Give all of the lines again exactly as they read.

[Raw records]
=======

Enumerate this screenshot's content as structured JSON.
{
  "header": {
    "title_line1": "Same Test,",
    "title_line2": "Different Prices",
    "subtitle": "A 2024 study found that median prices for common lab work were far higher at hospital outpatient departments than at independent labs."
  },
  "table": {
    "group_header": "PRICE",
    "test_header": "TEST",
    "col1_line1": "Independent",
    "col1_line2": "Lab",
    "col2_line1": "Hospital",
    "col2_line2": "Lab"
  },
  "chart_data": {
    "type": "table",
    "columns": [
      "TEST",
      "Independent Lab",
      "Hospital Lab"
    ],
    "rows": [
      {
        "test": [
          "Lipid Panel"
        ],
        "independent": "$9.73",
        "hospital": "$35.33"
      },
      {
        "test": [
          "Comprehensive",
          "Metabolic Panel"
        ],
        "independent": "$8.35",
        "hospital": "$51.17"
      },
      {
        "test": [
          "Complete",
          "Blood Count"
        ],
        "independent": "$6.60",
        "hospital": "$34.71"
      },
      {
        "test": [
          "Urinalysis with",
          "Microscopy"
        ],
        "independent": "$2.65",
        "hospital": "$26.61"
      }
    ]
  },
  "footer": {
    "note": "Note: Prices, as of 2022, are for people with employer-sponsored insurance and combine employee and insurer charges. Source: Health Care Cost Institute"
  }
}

=======

▶ **WRITTEN RESPONSE**:
Enumerate this screenshot's content as structured JSON.
{
  "header": {
    "title_line1": "Same Test,",
    "title_line2": "Different Prices",
    "subtitle": "A 2024 study found that median prices for common lab work were far higher at hospital outpatient departments than at independent labs."
  },
  "table": {
    "group_header": "PRICE",
    "test_header": "TEST",
    "col1_line1": "Independent",
    "col1_line2": "Lab",
    "col2_line1": "Hospital",
    "col2_line2": "Lab"
  },
  "chart_data": {
    "type": "table",
    "columns": [
      "TEST",
      "Independent Lab",
      "Hospital Lab"
    ],
    "rows": [
      {
        "test": [
          "Lipid Panel"
        ],
        "independent": "$9.73",
        "hospital": "$35.33"
      },
      {
        "test": [
          "Comprehensive",
          "Metabolic Panel"
        ],
        "independent": "$8.35",
        "hospital": "$51.17"
      },
      {
        "test": [
          "Complete",
          "Blood Count"
        ],
        "independent": "$6.60",
        "hospital": "$34.71"
      },
      {
        "test": [
          "Urinalysis with",
          "Microscopy"
        ],
        "independent": "$2.65",
        "hospital": "$26.61"
      }
    ]
  },
  "footer": {
    "note": "Note: Prices, as of 2022, are for people with employer-sponsored insurance and combine employee and insurer charges. Source: Health Care Cost Institute"
  }
}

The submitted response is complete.